— Goal of the exercise —
Pull every line containing "table" from the entries.

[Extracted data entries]
######
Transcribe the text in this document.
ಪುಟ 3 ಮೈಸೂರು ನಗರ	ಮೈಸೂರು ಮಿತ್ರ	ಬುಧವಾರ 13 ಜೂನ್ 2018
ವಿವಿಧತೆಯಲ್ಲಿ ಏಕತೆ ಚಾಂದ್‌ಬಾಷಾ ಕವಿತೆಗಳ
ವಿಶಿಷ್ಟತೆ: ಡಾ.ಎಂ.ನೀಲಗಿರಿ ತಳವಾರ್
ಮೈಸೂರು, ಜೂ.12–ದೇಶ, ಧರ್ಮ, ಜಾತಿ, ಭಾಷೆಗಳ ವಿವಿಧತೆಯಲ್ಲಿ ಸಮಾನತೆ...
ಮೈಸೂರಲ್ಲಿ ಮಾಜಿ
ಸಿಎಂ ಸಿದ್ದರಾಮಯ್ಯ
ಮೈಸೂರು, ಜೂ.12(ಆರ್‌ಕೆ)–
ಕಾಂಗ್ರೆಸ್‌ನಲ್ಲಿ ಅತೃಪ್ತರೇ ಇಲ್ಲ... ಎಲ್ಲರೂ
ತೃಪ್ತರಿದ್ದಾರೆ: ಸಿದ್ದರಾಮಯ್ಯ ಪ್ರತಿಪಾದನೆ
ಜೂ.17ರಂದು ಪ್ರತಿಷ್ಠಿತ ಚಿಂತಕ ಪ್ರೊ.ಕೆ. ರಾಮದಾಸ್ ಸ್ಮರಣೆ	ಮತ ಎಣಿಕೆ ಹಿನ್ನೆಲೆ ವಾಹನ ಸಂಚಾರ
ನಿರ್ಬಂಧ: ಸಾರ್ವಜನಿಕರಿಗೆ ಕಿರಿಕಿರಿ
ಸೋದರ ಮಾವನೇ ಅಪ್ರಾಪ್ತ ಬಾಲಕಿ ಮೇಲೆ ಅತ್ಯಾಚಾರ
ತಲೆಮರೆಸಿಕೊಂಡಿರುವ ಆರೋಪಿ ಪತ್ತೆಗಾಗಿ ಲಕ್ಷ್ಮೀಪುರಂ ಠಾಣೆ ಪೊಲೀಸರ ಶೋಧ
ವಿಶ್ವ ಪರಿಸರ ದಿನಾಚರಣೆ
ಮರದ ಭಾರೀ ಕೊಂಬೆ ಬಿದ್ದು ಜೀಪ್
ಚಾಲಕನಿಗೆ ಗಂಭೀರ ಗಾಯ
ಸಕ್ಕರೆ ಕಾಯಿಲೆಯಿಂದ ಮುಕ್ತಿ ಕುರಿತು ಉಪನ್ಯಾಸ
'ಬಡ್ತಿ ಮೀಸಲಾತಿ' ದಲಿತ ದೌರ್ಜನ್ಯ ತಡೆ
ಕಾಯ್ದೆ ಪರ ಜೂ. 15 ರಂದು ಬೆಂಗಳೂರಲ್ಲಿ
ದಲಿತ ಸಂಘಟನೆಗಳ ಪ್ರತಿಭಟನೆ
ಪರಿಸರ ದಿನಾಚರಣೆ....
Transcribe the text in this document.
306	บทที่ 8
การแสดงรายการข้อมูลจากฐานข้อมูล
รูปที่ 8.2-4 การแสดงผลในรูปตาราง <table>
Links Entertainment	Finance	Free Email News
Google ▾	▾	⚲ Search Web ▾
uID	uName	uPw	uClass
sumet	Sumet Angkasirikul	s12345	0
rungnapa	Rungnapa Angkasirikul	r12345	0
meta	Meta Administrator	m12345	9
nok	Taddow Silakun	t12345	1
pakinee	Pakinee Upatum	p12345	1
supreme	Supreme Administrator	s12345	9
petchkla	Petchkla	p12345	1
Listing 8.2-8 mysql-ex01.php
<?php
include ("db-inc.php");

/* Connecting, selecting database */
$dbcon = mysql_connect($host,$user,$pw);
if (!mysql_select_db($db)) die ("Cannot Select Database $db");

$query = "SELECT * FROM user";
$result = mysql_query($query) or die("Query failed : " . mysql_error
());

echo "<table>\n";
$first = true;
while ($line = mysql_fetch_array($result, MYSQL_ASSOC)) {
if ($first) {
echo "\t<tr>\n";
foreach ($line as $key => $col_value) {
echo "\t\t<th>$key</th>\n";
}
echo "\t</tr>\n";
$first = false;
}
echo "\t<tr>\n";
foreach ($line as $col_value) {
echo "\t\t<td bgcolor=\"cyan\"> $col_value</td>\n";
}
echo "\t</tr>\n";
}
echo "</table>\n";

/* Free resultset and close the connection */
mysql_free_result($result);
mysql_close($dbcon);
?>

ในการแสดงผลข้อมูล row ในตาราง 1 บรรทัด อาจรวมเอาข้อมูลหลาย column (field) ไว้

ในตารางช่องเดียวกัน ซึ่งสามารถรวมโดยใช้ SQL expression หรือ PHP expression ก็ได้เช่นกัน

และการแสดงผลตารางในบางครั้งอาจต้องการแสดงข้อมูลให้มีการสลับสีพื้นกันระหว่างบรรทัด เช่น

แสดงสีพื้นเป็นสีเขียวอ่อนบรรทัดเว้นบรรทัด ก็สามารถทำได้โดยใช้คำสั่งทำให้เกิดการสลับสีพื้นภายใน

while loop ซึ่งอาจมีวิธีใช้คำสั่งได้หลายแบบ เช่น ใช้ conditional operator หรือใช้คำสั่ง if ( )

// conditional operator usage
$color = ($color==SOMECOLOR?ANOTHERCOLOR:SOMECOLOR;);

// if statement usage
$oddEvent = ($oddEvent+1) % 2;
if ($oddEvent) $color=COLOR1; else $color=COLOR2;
######
— Task answer —
รูปที่ 8.2-4 การแสดงผลในรูปตาราง <table>
echo "<table>\n";
echo "</table>\n";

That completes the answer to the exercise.